## What is required
Take the data that follows and retype it word for word.

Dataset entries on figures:
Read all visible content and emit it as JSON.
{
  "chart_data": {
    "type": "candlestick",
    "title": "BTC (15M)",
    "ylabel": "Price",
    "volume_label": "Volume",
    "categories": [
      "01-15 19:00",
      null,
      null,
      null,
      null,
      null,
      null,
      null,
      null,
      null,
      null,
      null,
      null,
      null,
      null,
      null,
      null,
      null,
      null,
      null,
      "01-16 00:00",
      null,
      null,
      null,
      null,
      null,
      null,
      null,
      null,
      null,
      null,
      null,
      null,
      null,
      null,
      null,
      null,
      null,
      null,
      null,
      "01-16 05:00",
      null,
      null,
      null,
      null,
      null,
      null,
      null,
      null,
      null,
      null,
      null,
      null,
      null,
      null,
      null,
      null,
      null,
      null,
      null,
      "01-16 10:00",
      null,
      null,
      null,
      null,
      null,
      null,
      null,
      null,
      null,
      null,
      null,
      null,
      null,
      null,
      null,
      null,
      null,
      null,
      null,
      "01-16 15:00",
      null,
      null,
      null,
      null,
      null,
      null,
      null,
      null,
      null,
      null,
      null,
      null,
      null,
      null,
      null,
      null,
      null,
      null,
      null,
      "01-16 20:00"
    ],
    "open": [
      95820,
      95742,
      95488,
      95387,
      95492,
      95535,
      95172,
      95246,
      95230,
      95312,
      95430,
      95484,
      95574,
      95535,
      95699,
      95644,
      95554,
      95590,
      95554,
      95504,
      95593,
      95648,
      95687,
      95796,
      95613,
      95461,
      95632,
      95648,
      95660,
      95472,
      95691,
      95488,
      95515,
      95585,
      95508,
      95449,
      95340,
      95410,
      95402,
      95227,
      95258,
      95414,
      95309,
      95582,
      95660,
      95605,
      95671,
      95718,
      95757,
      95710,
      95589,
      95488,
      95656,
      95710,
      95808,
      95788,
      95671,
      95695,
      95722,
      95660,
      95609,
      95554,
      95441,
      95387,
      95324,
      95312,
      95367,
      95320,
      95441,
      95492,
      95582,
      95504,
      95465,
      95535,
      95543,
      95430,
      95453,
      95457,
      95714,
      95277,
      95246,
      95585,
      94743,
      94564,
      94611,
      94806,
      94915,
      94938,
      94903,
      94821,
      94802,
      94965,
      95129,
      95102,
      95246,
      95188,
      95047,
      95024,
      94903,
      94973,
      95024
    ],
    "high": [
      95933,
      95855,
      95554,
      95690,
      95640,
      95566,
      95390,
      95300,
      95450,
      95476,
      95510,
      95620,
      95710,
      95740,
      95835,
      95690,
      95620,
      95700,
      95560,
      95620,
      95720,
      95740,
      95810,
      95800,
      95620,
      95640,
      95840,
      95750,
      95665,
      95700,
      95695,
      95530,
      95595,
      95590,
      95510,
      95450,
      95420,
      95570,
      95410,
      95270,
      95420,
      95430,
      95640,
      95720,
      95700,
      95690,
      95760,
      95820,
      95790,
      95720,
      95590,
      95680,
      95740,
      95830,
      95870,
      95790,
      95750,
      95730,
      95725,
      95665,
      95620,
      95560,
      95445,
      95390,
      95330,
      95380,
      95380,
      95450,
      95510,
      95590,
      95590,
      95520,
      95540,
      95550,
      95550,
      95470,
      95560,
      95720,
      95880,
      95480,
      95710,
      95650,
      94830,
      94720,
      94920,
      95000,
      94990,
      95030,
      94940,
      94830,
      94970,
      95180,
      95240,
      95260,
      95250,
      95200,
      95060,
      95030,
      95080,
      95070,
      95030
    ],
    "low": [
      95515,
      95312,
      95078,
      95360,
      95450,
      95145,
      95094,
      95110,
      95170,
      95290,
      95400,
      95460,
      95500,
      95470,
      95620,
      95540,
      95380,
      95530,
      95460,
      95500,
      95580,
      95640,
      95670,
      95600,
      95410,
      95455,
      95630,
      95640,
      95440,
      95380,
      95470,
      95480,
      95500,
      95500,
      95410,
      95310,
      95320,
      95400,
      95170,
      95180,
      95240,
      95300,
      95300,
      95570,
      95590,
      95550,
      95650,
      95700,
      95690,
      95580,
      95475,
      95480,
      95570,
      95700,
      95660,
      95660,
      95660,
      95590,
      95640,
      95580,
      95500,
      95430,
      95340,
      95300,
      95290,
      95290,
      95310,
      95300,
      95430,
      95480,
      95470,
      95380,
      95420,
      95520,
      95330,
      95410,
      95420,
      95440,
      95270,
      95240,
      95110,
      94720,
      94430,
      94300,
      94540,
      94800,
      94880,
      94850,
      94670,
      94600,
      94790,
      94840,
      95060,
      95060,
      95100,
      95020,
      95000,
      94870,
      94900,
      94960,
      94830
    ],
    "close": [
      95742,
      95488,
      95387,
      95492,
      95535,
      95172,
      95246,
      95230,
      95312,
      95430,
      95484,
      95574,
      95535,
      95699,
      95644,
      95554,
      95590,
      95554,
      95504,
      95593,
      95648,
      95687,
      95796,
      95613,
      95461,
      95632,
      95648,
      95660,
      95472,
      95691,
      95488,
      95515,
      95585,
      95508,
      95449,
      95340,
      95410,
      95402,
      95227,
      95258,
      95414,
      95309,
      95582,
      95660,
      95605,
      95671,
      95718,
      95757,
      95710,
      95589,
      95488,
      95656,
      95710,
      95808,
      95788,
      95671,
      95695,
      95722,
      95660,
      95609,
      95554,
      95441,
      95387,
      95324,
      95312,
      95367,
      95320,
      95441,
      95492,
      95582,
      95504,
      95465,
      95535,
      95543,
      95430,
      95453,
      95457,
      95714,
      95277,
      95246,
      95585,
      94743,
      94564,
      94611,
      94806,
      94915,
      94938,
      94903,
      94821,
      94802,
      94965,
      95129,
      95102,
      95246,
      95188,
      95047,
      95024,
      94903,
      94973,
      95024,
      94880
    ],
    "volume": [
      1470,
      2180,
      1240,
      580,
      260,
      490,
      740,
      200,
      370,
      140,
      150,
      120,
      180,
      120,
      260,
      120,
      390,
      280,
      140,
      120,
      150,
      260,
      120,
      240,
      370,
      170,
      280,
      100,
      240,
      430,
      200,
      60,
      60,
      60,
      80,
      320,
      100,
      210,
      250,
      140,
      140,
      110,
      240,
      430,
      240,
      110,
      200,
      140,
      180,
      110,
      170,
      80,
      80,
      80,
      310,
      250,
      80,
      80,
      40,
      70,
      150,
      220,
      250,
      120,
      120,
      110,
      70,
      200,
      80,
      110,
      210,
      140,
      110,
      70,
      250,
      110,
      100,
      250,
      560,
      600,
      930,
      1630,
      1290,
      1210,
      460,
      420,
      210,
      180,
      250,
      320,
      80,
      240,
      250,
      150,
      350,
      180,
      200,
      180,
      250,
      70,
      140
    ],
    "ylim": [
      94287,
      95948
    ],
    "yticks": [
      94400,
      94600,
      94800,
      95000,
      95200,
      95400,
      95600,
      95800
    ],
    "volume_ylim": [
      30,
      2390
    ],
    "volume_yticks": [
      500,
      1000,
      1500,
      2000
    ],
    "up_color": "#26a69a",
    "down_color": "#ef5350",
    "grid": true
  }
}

## Exercise answer
Read all visible content and emit it as JSON.
{
  "chart_data": {
    "type": "candlestick",
    "title": "BTC (15M)",
    "ylabel": "Price",
    "volume_label": "Volume",
    "categories": [
      "01-15 19:00",
      null,
      null,
      null,
      null,
      null,
      null,
      null,
      null,
      null,
      null,
      null,
      null,
      null,
      null,
      null,
      null,
      null,
      null,
      null,
      "01-16 00:00",
      null,
      null,
      null,
      null,
      null,
      null,
      null,
      null,
      null,
      null,
      null,
      null,
      null,
      null,
      null,
      null,
      null,
      null,
      null,
      "01-16 05:00",
      null,
      null,
      null,
      null,
      null,
      null,
      null,
      null,
      null,
      null,
      null,
      null,
      null,
      null,
      null,
      null,
      null,
      null,
      null,
      "01-16 10:00",
      null,
      null,
      null,
      null,
      null,
      null,
      null,
      null,
      null,
      null,
      null,
      null,
      null,
      null,
      null,
      null,
      null,
      null,
      null,
      "01-16 15:00",
      null,
      null,
      null,
      null,
      null,
      null,
      null,
      null,
      null,
      null,
      null,
      null,
      null,
      null,
      null,
      null,
      null,
      null,
      null,
      "01-16 20:00"
    ],
    "open": [
      95820,
      95742,
      95488,
      95387,
      95492,
      95535,
      95172,
      95246,
      95230,
      95312,
      95430,
      95484,
      95574,
      95535,
      95699,
      95644,
      95554,
      95590,
      95554,
      95504,
      95593,
      95648,
      95687,
      95796,
      95613,
      95461,
      95632,
      95648,
      95660,
      95472,
      95691,
      95488,
      95515,
      95585,
      95508,
      95449,
      95340,
      95410,
      95402,
      95227,
      95258,
      95414,
      95309,
      95582,
      95660,
      95605,
      95671,
      95718,
      95757,
      95710,
      95589,
      95488,
      95656,
      95710,
      95808,
      95788,
      95671,
      95695,
      95722,
      95660,
      95609,
      95554,
      95441,
      95387,
      95324,
      95312,
      95367,
      95320,
      95441,
      95492,
      95582,
      95504,
      95465,
      95535,
      95543,
      95430,
      95453,
      95457,
      95714,
      95277,
      95246,
      95585,
      94743,
      94564,
      94611,
      94806,
      94915,
      94938,
      94903,
      94821,
      94802,
      94965,
      95129,
      95102,
      95246,
      95188,
      95047,
      95024,
      94903,
      94973,
      95024
    ],
    "high": [
      95933,
      95855,
      95554,
      95690,
      95640,
      95566,
      95390,
      95300,
      95450,
      95476,
      95510,
      95620,
      95710,
      95740,
      95835,
      95690,
      95620,
      95700,
      95560,
      95620,
      95720,
      95740,
      95810,
      95800,
      95620,
      95640,
      95840,
      95750,
      95665,
      95700,
      95695,
      95530,
      95595,
      95590,
      95510,
      95450,
      95420,
      95570,
      95410,
      95270,
      95420,
      95430,
      95640,
      95720,
      95700,
      95690,
      95760,
      95820,
      95790,
      95720,
      95590,
      95680,
      95740,
      95830,
      95870,
      95790,
      95750,
      95730,
      95725,
      95665,
      95620,
      95560,
      95445,
      95390,
      95330,
      95380,
      95380,
      95450,
      95510,
      95590,
      95590,
      95520,
      95540,
      95550,
      95550,
      95470,
      95560,
      95720,
      95880,
      95480,
      95710,
      95650,
      94830,
      94720,
      94920,
      95000,
      94990,
      95030,
      94940,
      94830,
      94970,
      95180,
      95240,
      95260,
      95250,
      95200,
      95060,
      95030,
      95080,
      95070,
      95030
    ],
    "low": [
      95515,
      95312,
      95078,
      95360,
      95450,
      95145,
      95094,
      95110,
      95170,
      95290,
      95400,
      95460,
      95500,
      95470,
      95620,
      95540,
      95380,
      95530,
      95460,
      95500,
      95580,
      95640,
      95670,
      95600,
      95410,
      95455,
      95630,
      95640,
      95440,
      95380,
      95470,
      95480,
      95500,
      95500,
      95410,
      95310,
      95320,
      95400,
      95170,
      95180,
      95240,
      95300,
      95300,
      95570,
      95590,
      95550,
      95650,
      95700,
      95690,
      95580,
      95475,
      95480,
      95570,
      95700,
      95660,
      95660,
      95660,
      95590,
      95640,
      95580,
      95500,
      95430,
      95340,
      95300,
      95290,
      95290,
      95310,
      95300,
      95430,
      95480,
      95470,
      95380,
      95420,
      95520,
      95330,
      95410,
      95420,
      95440,
      95270,
      95240,
      95110,
      94720,
      94430,
      94300,
      94540,
      94800,
      94880,
      94850,
      94670,
      94600,
      94790,
      94840,
      95060,
      95060,
      95100,
      95020,
      95000,
      94870,
      94900,
      94960,
      94830
    ],
    "close": [
      95742,
      95488,
      95387,
      95492,
      95535,
      95172,
      95246,
      95230,
      95312,
      95430,
      95484,
      95574,
      95535,
      95699,
      95644,
      95554,
      95590,
      95554,
      95504,
      95593,
      95648,
      95687,
      95796,
      95613,
      95461,
      95632,
      95648,
      95660,
      95472,
      95691,
      95488,
      95515,
      95585,
      95508,
      95449,
      95340,
      95410,
      95402,
      95227,
      95258,
      95414,
      95309,
      95582,
      95660,
      95605,
      95671,
      95718,
      95757,
      95710,
      95589,
      95488,
      95656,
      95710,
      95808,
      95788,
      95671,
      95695,
      95722,
      95660,
      95609,
      95554,
      95441,
      95387,
      95324,
      95312,
      95367,
      95320,
      95441,
      95492,
      95582,
      95504,
      95465,
      95535,
      95543,
      95430,
      95453,
      95457,
      95714,
      95277,
      95246,
      95585,
      94743,
      94564,
      94611,
      94806,
      94915,
      94938,
      94903,
      94821,
      94802,
      94965,
      95129,
      95102,
      95246,
      95188,
      95047,
      95024,
      94903,
      94973,
      95024,
      94880
    ],
    "volume": [
      1470,
      2180,
      1240,
      580,
      260,
      490,
      740,
      200,
      370,
      140,
      150,
      120,
      180,
      120,
      260,
      120,
      390,
      280,
      140,
      120,
      150,
      260,
      120,
      240,
      370,
      170,
      280,
      100,
      240,
      430,
      200,
      60,
      60,
      60,
      80,
      320,
      100,
      210,
      250,
      140,
      140,
      110,
      240,
      430,
      240,
      110,
      200,
      140,
      180,
      110,
      170,
      80,
      80,
      80,
      310,
      250,
      80,
      80,
      40,
      70,
      150,
      220,
      250,
      120,
      120,
      110,
      70,
      200,
      80,
      110,
      210,
      140,
      110,
      70,
      250,
      110,
      100,
      250,
      560,
      600,
      930,
      1630,
      1290,
      1210,
      460,
      420,
      210,
      180,
      250,
      320,
      80,
      240,
      250,
      150,
      350,
      180,
      200,
      180,
      250,
      70,
      140
    ],
    "ylim": [
      94287,
      95948
    ],
    "yticks": [
      94400,
      94600,
      94800,
      95000,
      95200,
      95400,
      95600,
      95800
    ],
    "volume_ylim": [
      30,
      2390
    ],
    "volume_yticks": [
      500,
      1000,
      1500,
      2000
    ],
    "up_color": "#26a69a",
    "down_color": "#ef5350",
    "grid": true
  }
}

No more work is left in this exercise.